▶ _What is required_
Check each line of the data for "кімната" and select those that have it.

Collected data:
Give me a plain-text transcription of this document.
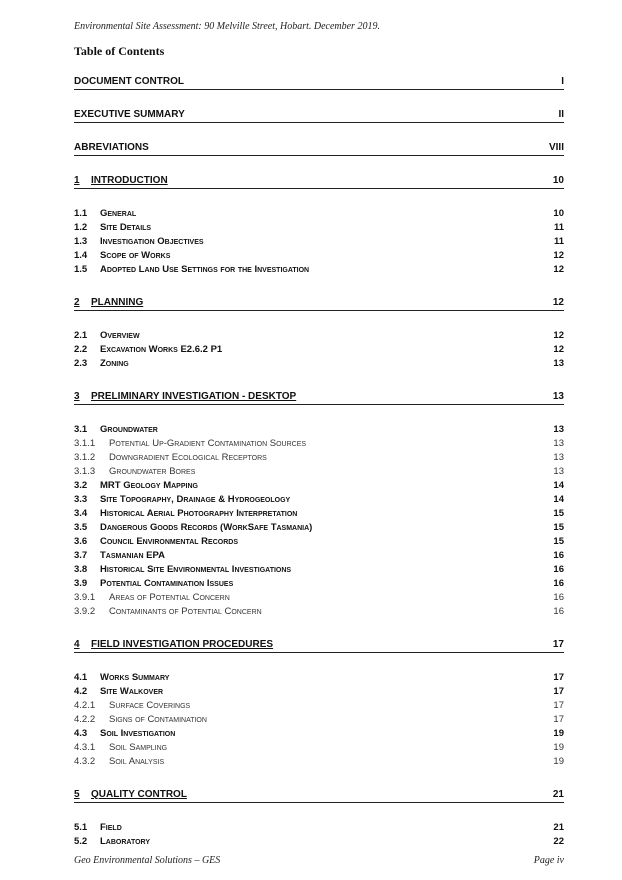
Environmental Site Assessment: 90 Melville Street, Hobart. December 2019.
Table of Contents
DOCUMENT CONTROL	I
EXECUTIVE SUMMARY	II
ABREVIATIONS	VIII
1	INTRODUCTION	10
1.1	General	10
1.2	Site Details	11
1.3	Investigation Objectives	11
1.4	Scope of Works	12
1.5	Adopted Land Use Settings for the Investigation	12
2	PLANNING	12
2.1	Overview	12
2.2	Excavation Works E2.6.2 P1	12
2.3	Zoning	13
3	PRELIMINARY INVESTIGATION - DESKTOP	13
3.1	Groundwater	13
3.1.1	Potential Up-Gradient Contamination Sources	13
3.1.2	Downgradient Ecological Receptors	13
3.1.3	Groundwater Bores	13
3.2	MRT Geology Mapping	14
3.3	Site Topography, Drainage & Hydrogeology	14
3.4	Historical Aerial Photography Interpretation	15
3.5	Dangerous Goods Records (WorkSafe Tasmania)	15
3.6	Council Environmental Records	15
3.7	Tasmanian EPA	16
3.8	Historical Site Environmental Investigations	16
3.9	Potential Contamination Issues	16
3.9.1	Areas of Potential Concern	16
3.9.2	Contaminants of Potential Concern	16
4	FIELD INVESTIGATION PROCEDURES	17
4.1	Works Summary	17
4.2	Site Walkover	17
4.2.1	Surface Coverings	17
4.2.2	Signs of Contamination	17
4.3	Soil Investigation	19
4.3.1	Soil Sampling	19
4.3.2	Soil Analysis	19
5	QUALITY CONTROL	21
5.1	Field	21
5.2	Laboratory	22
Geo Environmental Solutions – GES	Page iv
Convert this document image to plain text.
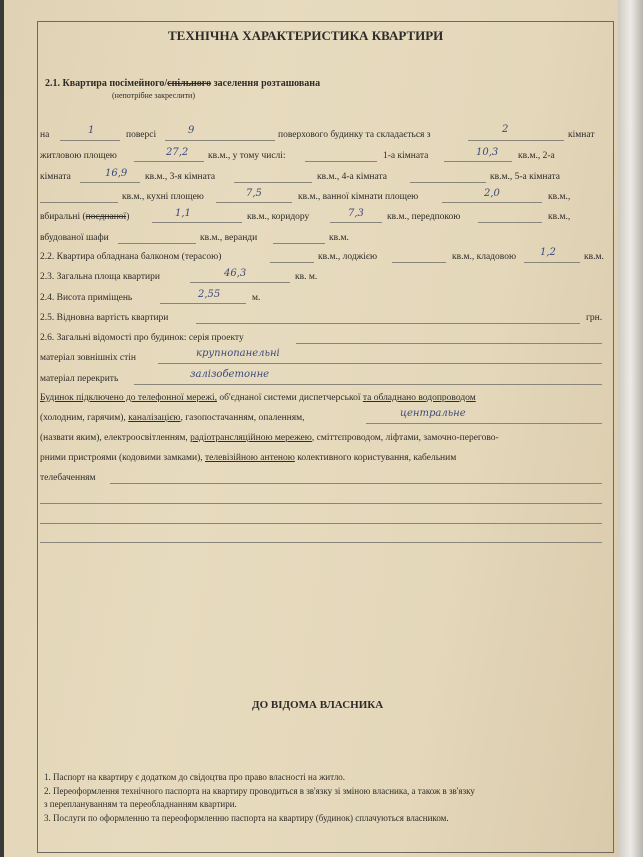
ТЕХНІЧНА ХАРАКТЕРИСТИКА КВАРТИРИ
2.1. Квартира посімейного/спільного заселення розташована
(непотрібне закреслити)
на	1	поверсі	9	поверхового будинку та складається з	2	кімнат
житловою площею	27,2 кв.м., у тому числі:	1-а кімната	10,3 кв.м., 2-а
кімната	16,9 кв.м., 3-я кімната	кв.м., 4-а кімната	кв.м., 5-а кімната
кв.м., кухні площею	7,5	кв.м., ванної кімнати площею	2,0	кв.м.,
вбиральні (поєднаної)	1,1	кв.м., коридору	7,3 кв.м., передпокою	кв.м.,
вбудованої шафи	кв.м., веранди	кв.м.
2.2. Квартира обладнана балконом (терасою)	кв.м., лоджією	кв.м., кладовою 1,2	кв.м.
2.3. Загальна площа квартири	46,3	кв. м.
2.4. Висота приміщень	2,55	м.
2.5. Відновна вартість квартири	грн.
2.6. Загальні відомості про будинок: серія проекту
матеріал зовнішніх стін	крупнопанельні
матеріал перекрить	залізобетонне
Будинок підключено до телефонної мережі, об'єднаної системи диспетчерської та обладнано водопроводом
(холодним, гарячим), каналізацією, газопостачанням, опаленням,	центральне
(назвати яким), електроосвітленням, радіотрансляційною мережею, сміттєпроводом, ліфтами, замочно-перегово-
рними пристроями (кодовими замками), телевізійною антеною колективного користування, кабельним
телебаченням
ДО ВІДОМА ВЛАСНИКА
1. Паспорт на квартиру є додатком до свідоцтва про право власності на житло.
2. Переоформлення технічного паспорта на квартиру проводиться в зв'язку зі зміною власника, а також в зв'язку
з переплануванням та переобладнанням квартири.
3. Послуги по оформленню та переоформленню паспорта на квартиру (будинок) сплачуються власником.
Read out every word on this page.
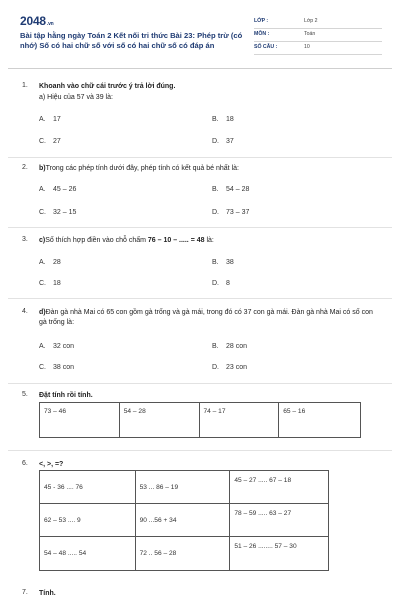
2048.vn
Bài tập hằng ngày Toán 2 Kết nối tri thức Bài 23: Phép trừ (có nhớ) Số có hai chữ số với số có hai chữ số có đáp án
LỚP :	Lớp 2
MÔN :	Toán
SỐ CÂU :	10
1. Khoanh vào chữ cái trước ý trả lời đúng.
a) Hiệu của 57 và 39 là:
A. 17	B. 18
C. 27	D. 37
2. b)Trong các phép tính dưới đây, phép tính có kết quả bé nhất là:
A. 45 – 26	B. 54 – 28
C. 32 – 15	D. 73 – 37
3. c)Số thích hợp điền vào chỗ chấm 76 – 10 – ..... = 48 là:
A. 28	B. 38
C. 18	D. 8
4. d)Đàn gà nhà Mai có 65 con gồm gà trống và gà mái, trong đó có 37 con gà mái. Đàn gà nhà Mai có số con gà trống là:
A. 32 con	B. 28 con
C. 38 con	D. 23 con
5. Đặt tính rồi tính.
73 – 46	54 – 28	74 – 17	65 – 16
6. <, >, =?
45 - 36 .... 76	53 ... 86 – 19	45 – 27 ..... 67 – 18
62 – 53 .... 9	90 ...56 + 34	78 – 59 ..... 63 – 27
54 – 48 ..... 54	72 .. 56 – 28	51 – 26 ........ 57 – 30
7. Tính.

▶ _Result below_
житловою площею	27,2 кв.м., у тому числі:	1-а кімната	10,3 кв.м., 2-а
кімната	16,9 кв.м., 3-я кімната	кв.м., 4-а кімната	кв.м., 5-а кімната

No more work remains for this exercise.